Required work
Go through the entries below and retype them exactly, omitting each picture.

───── Exercise data

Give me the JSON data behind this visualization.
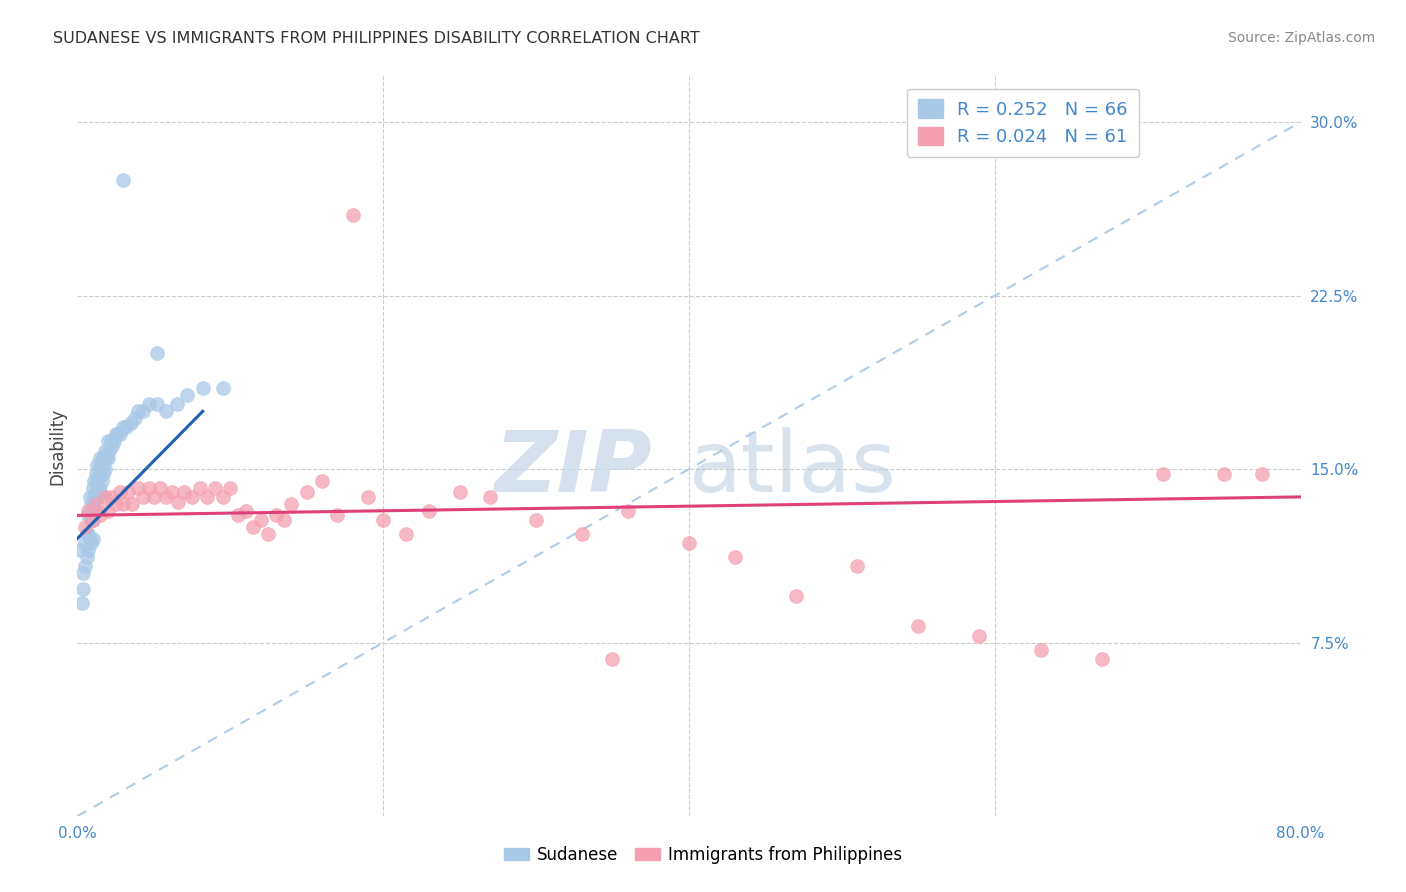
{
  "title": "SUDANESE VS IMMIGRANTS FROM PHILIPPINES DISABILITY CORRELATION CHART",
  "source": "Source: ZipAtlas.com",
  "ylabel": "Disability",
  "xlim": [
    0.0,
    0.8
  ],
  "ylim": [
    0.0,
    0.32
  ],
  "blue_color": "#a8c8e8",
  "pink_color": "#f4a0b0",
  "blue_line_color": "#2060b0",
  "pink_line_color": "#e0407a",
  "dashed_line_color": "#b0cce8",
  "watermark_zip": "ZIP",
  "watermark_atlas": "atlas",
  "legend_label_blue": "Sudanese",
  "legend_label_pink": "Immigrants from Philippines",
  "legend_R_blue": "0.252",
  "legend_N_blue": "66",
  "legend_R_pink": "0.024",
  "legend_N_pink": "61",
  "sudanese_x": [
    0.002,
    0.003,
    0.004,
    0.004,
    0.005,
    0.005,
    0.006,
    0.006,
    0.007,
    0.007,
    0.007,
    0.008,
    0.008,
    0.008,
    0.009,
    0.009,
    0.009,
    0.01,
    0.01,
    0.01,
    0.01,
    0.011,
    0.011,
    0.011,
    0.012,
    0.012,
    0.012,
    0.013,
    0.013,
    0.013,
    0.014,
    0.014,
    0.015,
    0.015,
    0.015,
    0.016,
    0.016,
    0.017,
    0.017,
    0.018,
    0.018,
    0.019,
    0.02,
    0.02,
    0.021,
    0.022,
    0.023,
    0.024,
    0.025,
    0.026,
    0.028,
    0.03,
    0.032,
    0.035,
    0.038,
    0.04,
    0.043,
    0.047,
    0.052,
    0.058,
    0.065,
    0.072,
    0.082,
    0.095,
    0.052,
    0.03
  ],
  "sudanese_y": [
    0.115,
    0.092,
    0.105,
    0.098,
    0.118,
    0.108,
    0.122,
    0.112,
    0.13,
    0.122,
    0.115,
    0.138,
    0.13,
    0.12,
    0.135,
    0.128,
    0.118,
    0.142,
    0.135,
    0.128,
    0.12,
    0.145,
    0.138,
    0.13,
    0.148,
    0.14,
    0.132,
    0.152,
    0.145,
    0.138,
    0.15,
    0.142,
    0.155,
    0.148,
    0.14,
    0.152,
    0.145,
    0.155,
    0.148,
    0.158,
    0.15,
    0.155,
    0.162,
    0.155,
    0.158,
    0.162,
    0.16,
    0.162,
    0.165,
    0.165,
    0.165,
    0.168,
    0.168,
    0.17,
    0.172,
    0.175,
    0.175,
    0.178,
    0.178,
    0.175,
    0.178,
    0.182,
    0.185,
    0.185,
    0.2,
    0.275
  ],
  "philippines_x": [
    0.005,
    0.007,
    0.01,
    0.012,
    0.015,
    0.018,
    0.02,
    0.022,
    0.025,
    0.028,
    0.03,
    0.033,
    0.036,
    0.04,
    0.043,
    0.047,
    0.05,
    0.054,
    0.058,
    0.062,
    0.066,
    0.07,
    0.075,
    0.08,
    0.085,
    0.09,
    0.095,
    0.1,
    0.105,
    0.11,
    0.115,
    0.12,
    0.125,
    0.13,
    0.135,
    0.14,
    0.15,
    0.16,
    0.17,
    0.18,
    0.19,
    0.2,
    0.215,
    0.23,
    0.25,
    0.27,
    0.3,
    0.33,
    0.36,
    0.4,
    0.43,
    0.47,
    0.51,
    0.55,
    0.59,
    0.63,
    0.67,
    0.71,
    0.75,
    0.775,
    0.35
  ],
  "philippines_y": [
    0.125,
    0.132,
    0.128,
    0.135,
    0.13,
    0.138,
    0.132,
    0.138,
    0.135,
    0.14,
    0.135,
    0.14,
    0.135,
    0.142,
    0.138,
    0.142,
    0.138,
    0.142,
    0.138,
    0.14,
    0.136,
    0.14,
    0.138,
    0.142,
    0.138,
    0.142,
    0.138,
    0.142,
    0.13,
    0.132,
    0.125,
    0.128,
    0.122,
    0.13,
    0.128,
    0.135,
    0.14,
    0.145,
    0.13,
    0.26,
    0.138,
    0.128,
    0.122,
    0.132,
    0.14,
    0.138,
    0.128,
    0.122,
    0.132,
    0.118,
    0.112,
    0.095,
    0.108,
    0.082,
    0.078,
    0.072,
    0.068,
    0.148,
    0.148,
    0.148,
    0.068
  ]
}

──────────

Answer to this problem
Give me the JSON data behind this visualization.
{
  "title": "SUDANESE VS IMMIGRANTS FROM PHILIPPINES DISABILITY CORRELATION CHART",
  "source": "Source: ZipAtlas.com",
  "ylabel": "Disability",
  "xlim": [
    0.0,
    0.8
  ],
  "ylim": [
    0.0,
    0.32
  ],
  "blue_color": "#a8c8e8",
  "pink_color": "#f4a0b0",
  "blue_line_color": "#2060b0",
  "pink_line_color": "#e0407a",
  "dashed_line_color": "#b0cce8",
  "watermark_zip": "ZIP",
  "watermark_atlas": "atlas",
  "legend_label_blue": "Sudanese",
  "legend_label_pink": "Immigrants from Philippines",
  "legend_R_blue": "0.252",
  "legend_N_blue": "66",
  "legend_R_pink": "0.024",
  "legend_N_pink": "61",
  "sudanese_x": [
    0.002,
    0.003,
    0.004,
    0.004,
    0.005,
    0.005,
    0.006,
    0.006,
    0.007,
    0.007,
    0.007,
    0.008,
    0.008,
    0.008,
    0.009,
    0.009,
    0.009,
    0.01,
    0.01,
    0.01,
    0.01,
    0.011,
    0.011,
    0.011,
    0.012,
    0.012,
    0.012,
    0.013,
    0.013,
    0.013,
    0.014,
    0.014,
    0.015,
    0.015,
    0.015,
    0.016,
    0.016,
    0.017,
    0.017,
    0.018,
    0.018,
    0.019,
    0.02,
    0.02,
    0.021,
    0.022,
    0.023,
    0.024,
    0.025,
    0.026,
    0.028,
    0.03,
    0.032,
    0.035,
    0.038,
    0.04,
    0.043,
    0.047,
    0.052,
    0.058,
    0.065,
    0.072,
    0.082,
    0.095,
    0.052,
    0.03
  ],
  "sudanese_y": [
    0.115,
    0.092,
    0.105,
    0.098,
    0.118,
    0.108,
    0.122,
    0.112,
    0.13,
    0.122,
    0.115,
    0.138,
    0.13,
    0.12,
    0.135,
    0.128,
    0.118,
    0.142,
    0.135,
    0.128,
    0.12,
    0.145,
    0.138,
    0.13,
    0.148,
    0.14,
    0.132,
    0.152,
    0.145,
    0.138,
    0.15,
    0.142,
    0.155,
    0.148,
    0.14,
    0.152,
    0.145,
    0.155,
    0.148,
    0.158,
    0.15,
    0.155,
    0.162,
    0.155,
    0.158,
    0.162,
    0.16,
    0.162,
    0.165,
    0.165,
    0.165,
    0.168,
    0.168,
    0.17,
    0.172,
    0.175,
    0.175,
    0.178,
    0.178,
    0.175,
    0.178,
    0.182,
    0.185,
    0.185,
    0.2,
    0.275
  ],
  "philippines_x": [
    0.005,
    0.007,
    0.01,
    0.012,
    0.015,
    0.018,
    0.02,
    0.022,
    0.025,
    0.028,
    0.03,
    0.033,
    0.036,
    0.04,
    0.043,
    0.047,
    0.05,
    0.054,
    0.058,
    0.062,
    0.066,
    0.07,
    0.075,
    0.08,
    0.085,
    0.09,
    0.095,
    0.1,
    0.105,
    0.11,
    0.115,
    0.12,
    0.125,
    0.13,
    0.135,
    0.14,
    0.15,
    0.16,
    0.17,
    0.18,
    0.19,
    0.2,
    0.215,
    0.23,
    0.25,
    0.27,
    0.3,
    0.33,
    0.36,
    0.4,
    0.43,
    0.47,
    0.51,
    0.55,
    0.59,
    0.63,
    0.67,
    0.71,
    0.75,
    0.775,
    0.35
  ],
  "philippines_y": [
    0.125,
    0.132,
    0.128,
    0.135,
    0.13,
    0.138,
    0.132,
    0.138,
    0.135,
    0.14,
    0.135,
    0.14,
    0.135,
    0.142,
    0.138,
    0.142,
    0.138,
    0.142,
    0.138,
    0.14,
    0.136,
    0.14,
    0.138,
    0.142,
    0.138,
    0.142,
    0.138,
    0.142,
    0.13,
    0.132,
    0.125,
    0.128,
    0.122,
    0.13,
    0.128,
    0.135,
    0.14,
    0.145,
    0.13,
    0.26,
    0.138,
    0.128,
    0.122,
    0.132,
    0.14,
    0.138,
    0.128,
    0.122,
    0.132,
    0.118,
    0.112,
    0.095,
    0.108,
    0.082,
    0.078,
    0.072,
    0.068,
    0.148,
    0.148,
    0.148,
    0.068
  ]
}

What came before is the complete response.